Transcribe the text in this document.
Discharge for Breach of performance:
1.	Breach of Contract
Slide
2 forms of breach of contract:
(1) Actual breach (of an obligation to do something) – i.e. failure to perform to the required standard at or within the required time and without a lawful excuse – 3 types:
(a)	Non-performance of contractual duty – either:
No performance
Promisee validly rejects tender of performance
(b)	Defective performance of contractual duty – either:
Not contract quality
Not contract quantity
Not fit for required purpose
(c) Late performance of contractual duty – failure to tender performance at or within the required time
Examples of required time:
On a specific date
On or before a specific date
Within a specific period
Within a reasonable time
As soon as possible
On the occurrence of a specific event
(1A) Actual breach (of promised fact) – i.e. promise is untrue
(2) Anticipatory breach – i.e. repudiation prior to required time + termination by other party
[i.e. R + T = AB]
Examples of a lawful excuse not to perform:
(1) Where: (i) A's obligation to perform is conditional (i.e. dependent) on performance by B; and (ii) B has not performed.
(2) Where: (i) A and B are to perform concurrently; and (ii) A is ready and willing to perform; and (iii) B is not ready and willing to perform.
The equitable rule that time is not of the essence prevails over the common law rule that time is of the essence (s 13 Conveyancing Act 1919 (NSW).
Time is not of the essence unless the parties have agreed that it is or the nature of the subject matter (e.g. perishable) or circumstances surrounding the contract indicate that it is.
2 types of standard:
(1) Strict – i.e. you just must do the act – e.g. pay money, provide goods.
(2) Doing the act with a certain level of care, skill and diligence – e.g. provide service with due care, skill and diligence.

# WRITTEN INSTRUCTION
Every entry must be output again, exactly as written above.

# REPLY TO THE EXERCISE
Transcribe the text in this document.
Discharge for Breach of performance:
1.	Breach of Contract
Slide
2 forms of breach of contract:
(1) Actual breach (of an obligation to do something) – i.e. failure to perform to the required standard at or within the required time and without a lawful excuse – 3 types:
(a)	Non-performance of contractual duty – either:
No performance
Promisee validly rejects tender of performance
(b)	Defective performance of contractual duty – either:
Not contract quality
Not contract quantity
Not fit for required purpose
(c) Late performance of contractual duty – failure to tender performance at or within the required time
Examples of required time:
On a specific date
On or before a specific date
Within a specific period
Within a reasonable time
As soon as possible
On the occurrence of a specific event
(1A) Actual breach (of promised fact) – i.e. promise is untrue
(2) Anticipatory breach – i.e. repudiation prior to required time + termination by other party
[i.e. R + T = AB]
Examples of a lawful excuse not to perform:
(1) Where: (i) A's obligation to perform is conditional (i.e. dependent) on performance by B; and (ii) B has not performed.
(2) Where: (i) A and B are to perform concurrently; and (ii) A is ready and willing to perform; and (iii) B is not ready and willing to perform.
The equitable rule that time is not of the essence prevails over the common law rule that time is of the essence (s 13 Conveyancing Act 1919 (NSW).
Time is not of the essence unless the parties have agreed that it is or the nature of the subject matter (e.g. perishable) or circumstances surrounding the contract indicate that it is.
2 types of standard:
(1) Strict – i.e. you just must do the act – e.g. pay money, provide goods.
(2) Doing the act with a certain level of care, skill and diligence – e.g. provide service with due care, skill and diligence.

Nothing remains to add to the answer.